Goal of the exercise: Would you write out the entries below, every one of them, exactly?

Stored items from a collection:
⟨

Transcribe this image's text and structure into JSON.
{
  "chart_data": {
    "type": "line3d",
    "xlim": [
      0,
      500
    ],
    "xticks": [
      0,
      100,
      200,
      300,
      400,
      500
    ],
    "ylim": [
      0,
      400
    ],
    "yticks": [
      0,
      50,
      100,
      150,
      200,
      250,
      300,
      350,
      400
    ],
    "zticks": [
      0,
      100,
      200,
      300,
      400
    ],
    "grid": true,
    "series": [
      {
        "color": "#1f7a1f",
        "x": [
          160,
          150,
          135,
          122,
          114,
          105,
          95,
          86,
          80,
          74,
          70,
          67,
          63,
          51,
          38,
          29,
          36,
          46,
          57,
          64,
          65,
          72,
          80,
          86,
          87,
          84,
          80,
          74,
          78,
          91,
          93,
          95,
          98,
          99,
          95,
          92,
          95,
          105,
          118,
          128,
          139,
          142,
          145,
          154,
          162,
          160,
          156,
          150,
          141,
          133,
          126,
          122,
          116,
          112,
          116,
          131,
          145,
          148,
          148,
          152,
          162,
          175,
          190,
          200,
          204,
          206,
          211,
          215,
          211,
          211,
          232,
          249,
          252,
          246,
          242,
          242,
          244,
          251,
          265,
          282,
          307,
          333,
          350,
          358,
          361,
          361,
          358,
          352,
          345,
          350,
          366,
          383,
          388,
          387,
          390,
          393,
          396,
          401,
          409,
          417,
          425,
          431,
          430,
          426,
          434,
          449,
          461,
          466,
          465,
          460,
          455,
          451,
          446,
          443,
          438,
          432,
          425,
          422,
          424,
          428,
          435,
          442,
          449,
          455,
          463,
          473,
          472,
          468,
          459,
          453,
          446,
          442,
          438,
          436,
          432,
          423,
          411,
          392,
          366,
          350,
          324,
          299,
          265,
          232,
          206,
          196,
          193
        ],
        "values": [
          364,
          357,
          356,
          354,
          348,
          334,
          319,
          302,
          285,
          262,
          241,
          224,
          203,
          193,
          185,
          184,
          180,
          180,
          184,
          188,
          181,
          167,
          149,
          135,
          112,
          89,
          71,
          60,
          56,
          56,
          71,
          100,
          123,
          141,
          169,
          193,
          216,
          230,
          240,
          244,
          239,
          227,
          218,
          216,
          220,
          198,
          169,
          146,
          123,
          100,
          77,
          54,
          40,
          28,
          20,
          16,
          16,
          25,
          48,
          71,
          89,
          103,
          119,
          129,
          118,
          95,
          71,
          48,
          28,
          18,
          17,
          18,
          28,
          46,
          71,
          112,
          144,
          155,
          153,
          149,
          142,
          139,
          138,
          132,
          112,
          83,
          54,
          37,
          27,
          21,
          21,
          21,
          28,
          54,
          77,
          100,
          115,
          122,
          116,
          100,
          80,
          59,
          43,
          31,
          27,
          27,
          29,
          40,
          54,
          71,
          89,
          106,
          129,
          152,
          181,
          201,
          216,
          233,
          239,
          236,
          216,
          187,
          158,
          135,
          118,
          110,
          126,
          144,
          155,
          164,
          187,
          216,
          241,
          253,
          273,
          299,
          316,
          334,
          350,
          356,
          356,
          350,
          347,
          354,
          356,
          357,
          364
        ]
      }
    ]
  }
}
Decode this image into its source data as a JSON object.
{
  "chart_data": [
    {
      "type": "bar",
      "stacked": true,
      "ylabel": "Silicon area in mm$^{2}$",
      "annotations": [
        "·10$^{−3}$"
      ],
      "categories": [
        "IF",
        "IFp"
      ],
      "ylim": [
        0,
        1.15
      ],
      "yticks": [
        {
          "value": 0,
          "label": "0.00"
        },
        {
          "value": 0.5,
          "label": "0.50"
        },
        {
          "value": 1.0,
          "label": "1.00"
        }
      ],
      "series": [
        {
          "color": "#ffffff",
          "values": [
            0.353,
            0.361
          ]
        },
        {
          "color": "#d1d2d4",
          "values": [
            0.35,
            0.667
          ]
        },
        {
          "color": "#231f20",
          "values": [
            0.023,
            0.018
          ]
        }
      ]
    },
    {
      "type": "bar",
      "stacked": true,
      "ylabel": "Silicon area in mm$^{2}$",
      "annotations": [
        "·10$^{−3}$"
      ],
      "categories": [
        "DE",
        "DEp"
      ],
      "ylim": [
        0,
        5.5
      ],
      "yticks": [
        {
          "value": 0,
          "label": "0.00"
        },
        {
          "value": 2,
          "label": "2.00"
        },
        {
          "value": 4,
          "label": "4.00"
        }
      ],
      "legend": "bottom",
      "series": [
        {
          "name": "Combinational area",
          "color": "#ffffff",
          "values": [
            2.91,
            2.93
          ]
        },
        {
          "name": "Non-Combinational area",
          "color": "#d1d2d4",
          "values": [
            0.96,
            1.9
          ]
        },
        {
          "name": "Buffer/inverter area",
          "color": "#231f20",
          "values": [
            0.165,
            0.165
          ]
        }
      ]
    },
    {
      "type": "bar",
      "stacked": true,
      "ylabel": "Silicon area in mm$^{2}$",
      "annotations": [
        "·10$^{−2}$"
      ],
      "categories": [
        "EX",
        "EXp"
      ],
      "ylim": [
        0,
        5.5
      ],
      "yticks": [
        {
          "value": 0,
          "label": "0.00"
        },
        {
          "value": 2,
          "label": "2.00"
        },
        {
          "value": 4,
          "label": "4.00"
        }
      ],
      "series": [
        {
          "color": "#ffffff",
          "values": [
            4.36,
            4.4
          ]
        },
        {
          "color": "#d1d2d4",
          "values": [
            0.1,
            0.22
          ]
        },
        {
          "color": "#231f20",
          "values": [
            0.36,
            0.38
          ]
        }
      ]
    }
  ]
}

⟩

Solution for this problem:
Transcribe this image's text and structure into JSON.
{
  "chart_data": {
    "type": "line3d",
    "xlim": [
      0,
      500
    ],
    "xticks": [
      0,
      100,
      200,
      300,
      400,
      500
    ],
    "ylim": [
      0,
      400
    ],
    "yticks": [
      0,
      50,
      100,
      150,
      200,
      250,
      300,
      350,
      400
    ],
    "zticks": [
      0,
      100,
      200,
      300,
      400
    ],
    "grid": true,
    "series": [
      {
        "color": "#1f7a1f",
        "x": [
          160,
          150,
          135,
          122,
          114,
          105,
          95,
          86,
          80,
          74,
          70,
          67,
          63,
          51,
          38,
          29,
          36,
          46,
          57,
          64,
          65,
          72,
          80,
          86,
          87,
          84,
          80,
          74,
          78,
          91,
          93,
          95,
          98,
          99,
          95,
          92,
          95,
          105,
          118,
          128,
          139,
          142,
          145,
          154,
          162,
          160,
          156,
          150,
          141,
          133,
          126,
          122,
          116,
          112,
          116,
          131,
          145,
          148,
          148,
          152,
          162,
          175,
          190,
          200,
          204,
          206,
          211,
          215,
          211,
          211,
          232,
          249,
          252,
          246,
          242,
          242,
          244,
          251,
          265,
          282,
          307,
          333,
          350,
          358,
          361,
          361,
          358,
          352,
          345,
          350,
          366,
          383,
          388,
          387,
          390,
          393,
          396,
          401,
          409,
          417,
          425,
          431,
          430,
          426,
          434,
          449,
          461,
          466,
          465,
          460,
          455,
          451,
          446,
          443,
          438,
          432,
          425,
          422,
          424,
          428,
          435,
          442,
          449,
          455,
          463,
          473,
          472,
          468,
          459,
          453,
          446,
          442,
          438,
          436,
          432,
          423,
          411,
          392,
          366,
          350,
          324,
          299,
          265,
          232,
          206,
          196,
          193
        ],
        "values": [
          364,
          357,
          356,
          354,
          348,
          334,
          319,
          302,
          285,
          262,
          241,
          224,
          203,
          193,
          185,
          184,
          180,
          180,
          184,
          188,
          181,
          167,
          149,
          135,
          112,
          89,
          71,
          60,
          56,
          56,
          71,
          100,
          123,
          141,
          169,
          193,
          216,
          230,
          240,
          244,
          239,
          227,
          218,
          216,
          220,
          198,
          169,
          146,
          123,
          100,
          77,
          54,
          40,
          28,
          20,
          16,
          16,
          25,
          48,
          71,
          89,
          103,
          119,
          129,
          118,
          95,
          71,
          48,
          28,
          18,
          17,
          18,
          28,
          46,
          71,
          112,
          144,
          155,
          153,
          149,
          142,
          139,
          138,
          132,
          112,
          83,
          54,
          37,
          27,
          21,
          21,
          21,
          28,
          54,
          77,
          100,
          115,
          122,
          116,
          100,
          80,
          59,
          43,
          31,
          27,
          27,
          29,
          40,
          54,
          71,
          89,
          106,
          129,
          152,
          181,
          201,
          216,
          233,
          239,
          236,
          216,
          187,
          158,
          135,
          118,
          110,
          126,
          144,
          155,
          164,
          187,
          216,
          241,
          253,
          273,
          299,
          316,
          334,
          350,
          356,
          356,
          350,
          347,
          354,
          356,
          357,
          364
        ]
      }
    ]
  }
}
Decode this image into its source data as a JSON object.
{
  "chart_data": [
    {
      "type": "bar",
      "stacked": true,
      "ylabel": "Silicon area in mm$^{2}$",
      "annotations": [
        "·10$^{−3}$"
      ],
      "categories": [
        "IF",
        "IFp"
      ],
      "ylim": [
        0,
        1.15
      ],
      "yticks": [
        {
          "value": 0,
          "label": "0.00"
        },
        {
          "value": 0.5,
          "label": "0.50"
        },
        {
          "value": 1.0,
          "label": "1.00"
        }
      ],
      "series": [
        {
          "color": "#ffffff",
          "values": [
            0.353,
            0.361
          ]
        },
        {
          "color": "#d1d2d4",
          "values": [
            0.35,
            0.667
          ]
        },
        {
          "color": "#231f20",
          "values": [
            0.023,
            0.018
          ]
        }
      ]
    },
    {
      "type": "bar",
      "stacked": true,
      "ylabel": "Silicon area in mm$^{2}$",
      "annotations": [
        "·10$^{−3}$"
      ],
      "categories": [
        "DE",
        "DEp"
      ],
      "ylim": [
        0,
        5.5
      ],
      "yticks": [
        {
          "value": 0,
          "label": "0.00"
        },
        {
          "value": 2,
          "label": "2.00"
        },
        {
          "value": 4,
          "label": "4.00"
        }
      ],
      "legend": "bottom",
      "series": [
        {
          "name": "Combinational area",
          "color": "#ffffff",
          "values": [
            2.91,
            2.93
          ]
        },
        {
          "name": "Non-Combinational area",
          "color": "#d1d2d4",
          "values": [
            0.96,
            1.9
          ]
        },
        {
          "name": "Buffer/inverter area",
          "color": "#231f20",
          "values": [
            0.165,
            0.165
          ]
        }
      ]
    },
    {
      "type": "bar",
      "stacked": true,
      "ylabel": "Silicon area in mm$^{2}$",
      "annotations": [
        "·10$^{−2}$"
      ],
      "categories": [
        "EX",
        "EXp"
      ],
      "ylim": [
        0,
        5.5
      ],
      "yticks": [
        {
          "value": 0,
          "label": "0.00"
        },
        {
          "value": 2,
          "label": "2.00"
        },
        {
          "value": 4,
          "label": "4.00"
        }
      ],
      "series": [
        {
          "color": "#ffffff",
          "values": [
            4.36,
            4.4
          ]
        },
        {
          "color": "#d1d2d4",
          "values": [
            0.1,
            0.22
          ]
        },
        {
          "color": "#231f20",
          "values": [
            0.36,
            0.38
          ]
        }
      ]
    }
  ]
}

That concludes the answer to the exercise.